(Excerpts from a figure dataset)
____

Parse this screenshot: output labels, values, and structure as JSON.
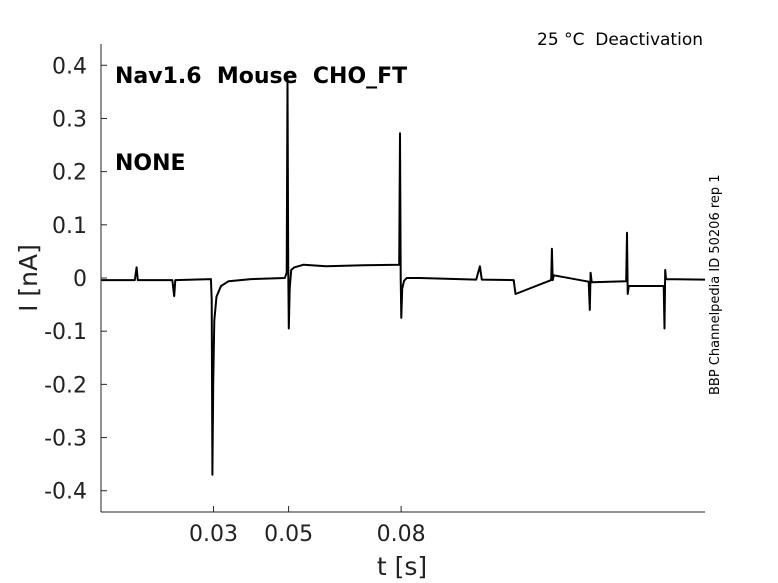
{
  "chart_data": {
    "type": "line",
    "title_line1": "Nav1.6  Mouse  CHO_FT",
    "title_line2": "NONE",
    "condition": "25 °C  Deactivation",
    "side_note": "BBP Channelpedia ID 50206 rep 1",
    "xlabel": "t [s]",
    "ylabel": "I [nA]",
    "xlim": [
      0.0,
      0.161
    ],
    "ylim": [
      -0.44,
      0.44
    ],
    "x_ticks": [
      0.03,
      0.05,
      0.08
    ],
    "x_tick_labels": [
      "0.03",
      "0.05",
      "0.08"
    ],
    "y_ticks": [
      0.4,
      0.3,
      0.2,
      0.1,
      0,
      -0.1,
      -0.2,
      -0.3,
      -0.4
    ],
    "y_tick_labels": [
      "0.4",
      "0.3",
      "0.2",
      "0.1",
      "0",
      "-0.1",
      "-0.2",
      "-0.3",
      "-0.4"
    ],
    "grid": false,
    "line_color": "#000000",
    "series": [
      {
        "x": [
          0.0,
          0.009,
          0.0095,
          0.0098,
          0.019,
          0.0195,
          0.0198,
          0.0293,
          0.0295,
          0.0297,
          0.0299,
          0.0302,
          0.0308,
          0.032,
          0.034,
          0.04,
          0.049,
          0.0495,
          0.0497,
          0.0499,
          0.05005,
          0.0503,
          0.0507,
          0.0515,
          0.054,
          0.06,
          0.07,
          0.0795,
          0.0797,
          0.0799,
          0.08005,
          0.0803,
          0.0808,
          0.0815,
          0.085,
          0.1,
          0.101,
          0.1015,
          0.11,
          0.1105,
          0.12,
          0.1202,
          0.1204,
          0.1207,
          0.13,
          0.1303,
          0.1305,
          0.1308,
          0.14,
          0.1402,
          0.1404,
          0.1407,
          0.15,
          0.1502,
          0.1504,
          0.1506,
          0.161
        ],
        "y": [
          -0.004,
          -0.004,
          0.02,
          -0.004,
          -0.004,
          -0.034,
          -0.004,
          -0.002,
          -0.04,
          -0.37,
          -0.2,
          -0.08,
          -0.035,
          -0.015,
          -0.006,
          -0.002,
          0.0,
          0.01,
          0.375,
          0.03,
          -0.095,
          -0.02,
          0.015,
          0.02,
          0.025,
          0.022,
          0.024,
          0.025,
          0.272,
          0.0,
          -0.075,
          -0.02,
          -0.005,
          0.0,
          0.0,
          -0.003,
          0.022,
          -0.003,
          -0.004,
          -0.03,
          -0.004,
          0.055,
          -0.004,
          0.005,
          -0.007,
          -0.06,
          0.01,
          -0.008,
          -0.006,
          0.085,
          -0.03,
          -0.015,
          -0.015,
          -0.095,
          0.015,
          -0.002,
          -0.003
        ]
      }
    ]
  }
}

____

• _Directive_
Set down the records in full and exactly. Do not carry over any image.

• _Complete answer_
Parse this screenshot: output labels, values, and structure as JSON.
{
  "chart_data": {
    "type": "line",
    "title_line1": "Nav1.6  Mouse  CHO_FT",
    "title_line2": "NONE",
    "condition": "25 °C  Deactivation",
    "side_note": "BBP Channelpedia ID 50206 rep 1",
    "xlabel": "t [s]",
    "ylabel": "I [nA]",
    "xlim": [
      0.0,
      0.161
    ],
    "ylim": [
      -0.44,
      0.44
    ],
    "x_ticks": [
      0.03,
      0.05,
      0.08
    ],
    "x_tick_labels": [
      "0.03",
      "0.05",
      "0.08"
    ],
    "y_ticks": [
      0.4,
      0.3,
      0.2,
      0.1,
      0,
      -0.1,
      -0.2,
      -0.3,
      -0.4
    ],
    "y_tick_labels": [
      "0.4",
      "0.3",
      "0.2",
      "0.1",
      "0",
      "-0.1",
      "-0.2",
      "-0.3",
      "-0.4"
    ],
    "grid": false,
    "line_color": "#000000",
    "series": [
      {
        "x": [
          0.0,
          0.009,
          0.0095,
          0.0098,
          0.019,
          0.0195,
          0.0198,
          0.0293,
          0.0295,
          0.0297,
          0.0299,
          0.0302,
          0.0308,
          0.032,
          0.034,
          0.04,
          0.049,
          0.0495,
          0.0497,
          0.0499,
          0.05005,
          0.0503,
          0.0507,
          0.0515,
          0.054,
          0.06,
          0.07,
          0.0795,
          0.0797,
          0.0799,
          0.08005,
          0.0803,
          0.0808,
          0.0815,
          0.085,
          0.1,
          0.101,
          0.1015,
          0.11,
          0.1105,
          0.12,
          0.1202,
          0.1204,
          0.1207,
          0.13,
          0.1303,
          0.1305,
          0.1308,
          0.14,
          0.1402,
          0.1404,
          0.1407,
          0.15,
          0.1502,
          0.1504,
          0.1506,
          0.161
        ],
        "y": [
          -0.004,
          -0.004,
          0.02,
          -0.004,
          -0.004,
          -0.034,
          -0.004,
          -0.002,
          -0.04,
          -0.37,
          -0.2,
          -0.08,
          -0.035,
          -0.015,
          -0.006,
          -0.002,
          0.0,
          0.01,
          0.375,
          0.03,
          -0.095,
          -0.02,
          0.015,
          0.02,
          0.025,
          0.022,
          0.024,
          0.025,
          0.272,
          0.0,
          -0.075,
          -0.02,
          -0.005,
          0.0,
          0.0,
          -0.003,
          0.022,
          -0.003,
          -0.004,
          -0.03,
          -0.004,
          0.055,
          -0.004,
          0.005,
          -0.007,
          -0.06,
          0.01,
          -0.008,
          -0.006,
          0.085,
          -0.03,
          -0.015,
          -0.015,
          -0.095,
          0.015,
          -0.002,
          -0.003
        ]
      }
    ]
  }
}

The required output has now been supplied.